━━━ Provided data

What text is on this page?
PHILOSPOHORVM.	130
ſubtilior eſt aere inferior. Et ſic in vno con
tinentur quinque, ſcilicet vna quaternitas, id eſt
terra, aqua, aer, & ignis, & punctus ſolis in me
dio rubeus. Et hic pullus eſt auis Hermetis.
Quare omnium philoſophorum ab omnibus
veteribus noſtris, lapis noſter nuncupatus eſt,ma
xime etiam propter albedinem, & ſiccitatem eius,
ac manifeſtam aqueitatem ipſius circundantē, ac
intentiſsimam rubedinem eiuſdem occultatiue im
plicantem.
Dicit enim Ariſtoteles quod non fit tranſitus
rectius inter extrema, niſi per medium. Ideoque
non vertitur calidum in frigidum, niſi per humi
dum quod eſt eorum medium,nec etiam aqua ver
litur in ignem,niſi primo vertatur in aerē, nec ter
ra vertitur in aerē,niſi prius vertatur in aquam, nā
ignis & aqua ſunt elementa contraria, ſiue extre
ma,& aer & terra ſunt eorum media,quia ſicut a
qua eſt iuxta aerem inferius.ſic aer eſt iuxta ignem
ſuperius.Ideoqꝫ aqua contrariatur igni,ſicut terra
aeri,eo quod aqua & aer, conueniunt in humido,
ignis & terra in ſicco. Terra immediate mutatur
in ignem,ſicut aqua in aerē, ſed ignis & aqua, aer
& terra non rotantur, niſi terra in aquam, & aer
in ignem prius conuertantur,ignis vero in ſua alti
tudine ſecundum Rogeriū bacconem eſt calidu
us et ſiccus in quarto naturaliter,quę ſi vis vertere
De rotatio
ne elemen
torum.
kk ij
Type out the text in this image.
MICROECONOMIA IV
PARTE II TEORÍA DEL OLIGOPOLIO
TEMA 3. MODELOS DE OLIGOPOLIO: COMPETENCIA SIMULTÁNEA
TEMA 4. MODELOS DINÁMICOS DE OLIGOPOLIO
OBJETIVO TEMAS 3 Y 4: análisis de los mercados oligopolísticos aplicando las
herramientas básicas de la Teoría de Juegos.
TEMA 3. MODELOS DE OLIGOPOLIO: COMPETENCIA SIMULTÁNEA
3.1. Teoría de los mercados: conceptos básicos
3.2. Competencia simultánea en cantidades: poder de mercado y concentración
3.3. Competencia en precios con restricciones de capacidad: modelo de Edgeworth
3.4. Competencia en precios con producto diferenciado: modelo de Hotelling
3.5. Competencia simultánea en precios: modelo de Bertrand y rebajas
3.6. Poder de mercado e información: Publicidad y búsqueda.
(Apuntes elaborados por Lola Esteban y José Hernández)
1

━━━━━━

• _Task instructions_
Each line above must be printed exactly as it appears.

• _Output of the exercise_
What text is on this page?
PHILOSPOHORVM.	130
ſubtilior eſt aere inferior. Et ſic in vno con
tinentur quinque, ſcilicet vna quaternitas, id eſt
terra, aqua, aer, & ignis, & punctus ſolis in me
dio rubeus. Et hic pullus eſt auis Hermetis.
Quare omnium philoſophorum ab omnibus
veteribus noſtris, lapis noſter nuncupatus eſt,ma
xime etiam propter albedinem, & ſiccitatem eius,
ac manifeſtam aqueitatem ipſius circundantē, ac
intentiſsimam rubedinem eiuſdem occultatiue im
plicantem.
Dicit enim Ariſtoteles quod non fit tranſitus
rectius inter extrema, niſi per medium. Ideoque
non vertitur calidum in frigidum, niſi per humi
dum quod eſt eorum medium,nec etiam aqua ver
litur in ignem,niſi primo vertatur in aerē, nec ter
ra vertitur in aerē,niſi prius vertatur in aquam, nā
ignis & aqua ſunt elementa contraria, ſiue extre
ma,& aer & terra ſunt eorum media,quia ſicut a
qua eſt iuxta aerem inferius.ſic aer eſt iuxta ignem
ſuperius.Ideoqꝫ aqua contrariatur igni,ſicut terra
aeri,eo quod aqua & aer, conueniunt in humido,
ignis & terra in ſicco. Terra immediate mutatur
in ignem,ſicut aqua in aerē, ſed ignis & aqua, aer
& terra non rotantur, niſi terra in aquam, & aer
in ignem prius conuertantur,ignis vero in ſua alti
tudine ſecundum Rogeriū bacconem eſt calidu
us et ſiccus in quarto naturaliter,quę ſi vis vertere
De rotatio
ne elemen
torum.
kk ij
Type out the text in this image.
MICROECONOMIA IV
PARTE II TEORÍA DEL OLIGOPOLIO
TEMA 3. MODELOS DE OLIGOPOLIO: COMPETENCIA SIMULTÁNEA
TEMA 4. MODELOS DINÁMICOS DE OLIGOPOLIO
OBJETIVO TEMAS 3 Y 4: análisis de los mercados oligopolísticos aplicando las
herramientas básicas de la Teoría de Juegos.
TEMA 3. MODELOS DE OLIGOPOLIO: COMPETENCIA SIMULTÁNEA
3.1. Teoría de los mercados: conceptos básicos
3.2. Competencia simultánea en cantidades: poder de mercado y concentración
3.3. Competencia en precios con restricciones de capacidad: modelo de Edgeworth
3.4. Competencia en precios con producto diferenciado: modelo de Hotelling
3.5. Competencia simultánea en precios: modelo de Bertrand y rebajas
3.6. Poder de mercado e información: Publicidad y búsqueda.
(Apuntes elaborados por Lola Esteban y José Hernández)
1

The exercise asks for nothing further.